## [What you will do]
Report each line of the data that has "Search" somewhere in it.

Stored data:
######

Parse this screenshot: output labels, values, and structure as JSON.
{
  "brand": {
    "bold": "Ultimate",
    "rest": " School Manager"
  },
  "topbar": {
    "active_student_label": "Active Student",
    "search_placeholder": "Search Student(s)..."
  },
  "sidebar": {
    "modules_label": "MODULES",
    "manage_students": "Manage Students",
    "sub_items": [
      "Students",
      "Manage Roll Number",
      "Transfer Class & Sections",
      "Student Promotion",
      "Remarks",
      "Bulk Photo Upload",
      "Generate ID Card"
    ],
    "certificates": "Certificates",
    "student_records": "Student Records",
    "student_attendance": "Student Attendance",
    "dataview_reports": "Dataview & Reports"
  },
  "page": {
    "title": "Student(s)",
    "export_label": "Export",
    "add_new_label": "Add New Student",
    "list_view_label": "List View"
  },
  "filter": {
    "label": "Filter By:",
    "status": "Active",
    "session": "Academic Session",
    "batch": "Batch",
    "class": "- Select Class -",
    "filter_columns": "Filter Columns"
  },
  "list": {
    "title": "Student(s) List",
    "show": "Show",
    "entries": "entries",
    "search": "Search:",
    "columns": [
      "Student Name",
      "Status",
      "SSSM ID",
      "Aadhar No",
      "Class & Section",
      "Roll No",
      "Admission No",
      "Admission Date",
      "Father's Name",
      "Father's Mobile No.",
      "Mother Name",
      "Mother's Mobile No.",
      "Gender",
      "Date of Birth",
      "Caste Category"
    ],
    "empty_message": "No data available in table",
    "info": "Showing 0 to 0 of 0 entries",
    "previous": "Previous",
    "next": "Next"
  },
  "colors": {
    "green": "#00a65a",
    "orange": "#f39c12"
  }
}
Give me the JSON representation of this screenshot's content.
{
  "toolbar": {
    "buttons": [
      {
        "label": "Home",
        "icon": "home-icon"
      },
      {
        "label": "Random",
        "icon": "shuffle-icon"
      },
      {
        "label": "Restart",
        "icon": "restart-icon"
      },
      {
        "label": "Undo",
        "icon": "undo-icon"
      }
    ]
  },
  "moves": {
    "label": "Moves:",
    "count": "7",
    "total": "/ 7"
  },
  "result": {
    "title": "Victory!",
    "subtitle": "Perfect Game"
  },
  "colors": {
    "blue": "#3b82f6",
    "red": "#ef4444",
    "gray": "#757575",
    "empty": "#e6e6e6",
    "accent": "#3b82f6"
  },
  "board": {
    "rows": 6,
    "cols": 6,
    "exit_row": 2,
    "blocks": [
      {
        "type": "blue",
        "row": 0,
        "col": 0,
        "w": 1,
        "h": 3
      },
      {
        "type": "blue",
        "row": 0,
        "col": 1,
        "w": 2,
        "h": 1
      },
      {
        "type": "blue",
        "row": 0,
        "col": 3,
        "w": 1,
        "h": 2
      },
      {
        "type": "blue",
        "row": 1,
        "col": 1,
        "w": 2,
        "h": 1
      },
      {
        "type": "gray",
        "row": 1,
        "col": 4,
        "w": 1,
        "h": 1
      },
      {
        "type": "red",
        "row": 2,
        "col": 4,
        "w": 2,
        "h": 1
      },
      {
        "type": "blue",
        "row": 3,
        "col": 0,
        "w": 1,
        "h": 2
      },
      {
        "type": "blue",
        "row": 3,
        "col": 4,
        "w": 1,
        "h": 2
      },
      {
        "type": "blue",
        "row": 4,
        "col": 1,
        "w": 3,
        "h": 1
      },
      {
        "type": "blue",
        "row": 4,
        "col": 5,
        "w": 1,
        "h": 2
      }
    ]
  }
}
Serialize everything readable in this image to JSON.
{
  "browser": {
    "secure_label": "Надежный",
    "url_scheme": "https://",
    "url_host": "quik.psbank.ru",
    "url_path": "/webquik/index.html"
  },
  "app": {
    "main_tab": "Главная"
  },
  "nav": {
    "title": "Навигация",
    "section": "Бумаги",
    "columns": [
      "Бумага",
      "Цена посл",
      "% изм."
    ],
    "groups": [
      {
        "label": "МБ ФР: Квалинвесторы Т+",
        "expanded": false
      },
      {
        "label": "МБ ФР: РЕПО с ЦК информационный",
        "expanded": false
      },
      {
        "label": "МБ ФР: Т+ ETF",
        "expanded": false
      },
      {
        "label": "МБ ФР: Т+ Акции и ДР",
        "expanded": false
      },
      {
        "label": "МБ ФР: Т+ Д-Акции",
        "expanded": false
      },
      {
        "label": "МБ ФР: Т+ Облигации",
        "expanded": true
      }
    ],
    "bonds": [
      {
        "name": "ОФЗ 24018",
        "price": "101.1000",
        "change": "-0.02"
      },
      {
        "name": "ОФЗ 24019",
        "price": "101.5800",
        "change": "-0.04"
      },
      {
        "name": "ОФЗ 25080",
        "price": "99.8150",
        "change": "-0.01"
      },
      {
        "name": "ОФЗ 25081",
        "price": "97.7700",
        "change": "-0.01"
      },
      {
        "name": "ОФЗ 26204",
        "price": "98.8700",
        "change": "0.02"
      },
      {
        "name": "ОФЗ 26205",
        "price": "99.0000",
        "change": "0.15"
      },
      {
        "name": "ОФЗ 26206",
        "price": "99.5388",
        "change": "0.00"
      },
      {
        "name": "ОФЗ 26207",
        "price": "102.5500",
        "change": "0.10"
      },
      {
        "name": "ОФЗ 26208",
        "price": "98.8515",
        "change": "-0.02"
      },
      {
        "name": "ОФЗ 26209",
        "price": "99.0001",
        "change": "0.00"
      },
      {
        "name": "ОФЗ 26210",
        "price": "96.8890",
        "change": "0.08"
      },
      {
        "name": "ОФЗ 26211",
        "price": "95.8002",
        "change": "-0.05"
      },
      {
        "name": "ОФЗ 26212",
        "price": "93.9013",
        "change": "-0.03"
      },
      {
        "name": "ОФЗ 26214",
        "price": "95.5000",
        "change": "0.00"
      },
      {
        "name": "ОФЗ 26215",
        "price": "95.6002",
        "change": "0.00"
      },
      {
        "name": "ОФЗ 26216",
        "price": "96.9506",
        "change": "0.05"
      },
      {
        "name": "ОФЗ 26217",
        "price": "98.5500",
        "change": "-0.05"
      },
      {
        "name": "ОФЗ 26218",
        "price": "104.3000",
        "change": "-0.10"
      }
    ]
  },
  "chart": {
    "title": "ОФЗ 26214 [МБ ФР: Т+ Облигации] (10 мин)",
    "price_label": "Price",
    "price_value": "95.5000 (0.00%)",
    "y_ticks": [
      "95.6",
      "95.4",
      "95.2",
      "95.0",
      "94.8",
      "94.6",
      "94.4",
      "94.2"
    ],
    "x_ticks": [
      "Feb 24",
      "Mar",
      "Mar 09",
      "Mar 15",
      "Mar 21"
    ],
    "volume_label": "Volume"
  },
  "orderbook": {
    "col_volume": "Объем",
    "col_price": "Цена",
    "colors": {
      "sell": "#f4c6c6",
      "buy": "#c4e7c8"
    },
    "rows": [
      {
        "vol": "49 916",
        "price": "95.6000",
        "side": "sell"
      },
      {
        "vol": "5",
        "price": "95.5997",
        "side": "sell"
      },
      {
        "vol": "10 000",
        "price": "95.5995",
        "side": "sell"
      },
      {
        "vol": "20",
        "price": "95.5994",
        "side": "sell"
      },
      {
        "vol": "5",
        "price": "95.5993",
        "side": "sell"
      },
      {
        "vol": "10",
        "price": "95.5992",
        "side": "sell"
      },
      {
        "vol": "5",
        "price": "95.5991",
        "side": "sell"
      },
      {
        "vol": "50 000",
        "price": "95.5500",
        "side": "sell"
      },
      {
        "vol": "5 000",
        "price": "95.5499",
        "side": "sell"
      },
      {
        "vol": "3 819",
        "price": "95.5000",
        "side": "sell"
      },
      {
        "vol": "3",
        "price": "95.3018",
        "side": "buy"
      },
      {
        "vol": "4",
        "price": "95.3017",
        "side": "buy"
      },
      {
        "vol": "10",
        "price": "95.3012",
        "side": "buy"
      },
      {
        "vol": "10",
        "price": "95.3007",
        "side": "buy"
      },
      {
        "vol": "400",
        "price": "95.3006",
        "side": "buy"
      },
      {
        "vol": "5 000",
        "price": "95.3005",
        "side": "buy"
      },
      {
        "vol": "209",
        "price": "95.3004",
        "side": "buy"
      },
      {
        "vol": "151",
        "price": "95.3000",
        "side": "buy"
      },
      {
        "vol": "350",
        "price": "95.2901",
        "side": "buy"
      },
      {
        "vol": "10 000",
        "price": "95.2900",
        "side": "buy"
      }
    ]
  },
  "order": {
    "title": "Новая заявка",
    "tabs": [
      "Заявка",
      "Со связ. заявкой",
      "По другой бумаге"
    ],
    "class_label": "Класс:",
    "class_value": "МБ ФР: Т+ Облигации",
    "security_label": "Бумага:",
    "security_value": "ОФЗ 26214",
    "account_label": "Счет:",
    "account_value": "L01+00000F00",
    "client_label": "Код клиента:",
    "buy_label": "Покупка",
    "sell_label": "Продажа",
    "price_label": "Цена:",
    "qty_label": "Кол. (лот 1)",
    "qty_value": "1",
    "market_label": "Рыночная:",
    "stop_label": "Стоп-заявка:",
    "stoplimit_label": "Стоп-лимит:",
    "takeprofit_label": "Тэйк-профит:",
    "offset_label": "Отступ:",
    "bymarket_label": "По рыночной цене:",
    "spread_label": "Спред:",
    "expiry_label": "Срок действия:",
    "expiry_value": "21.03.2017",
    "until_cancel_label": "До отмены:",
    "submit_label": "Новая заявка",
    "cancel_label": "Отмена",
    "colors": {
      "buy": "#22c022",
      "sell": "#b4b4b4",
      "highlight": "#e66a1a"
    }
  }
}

######

## [Reply to the task]
    "search_placeholder": "Search Student(s)..."
    "search": "Search:",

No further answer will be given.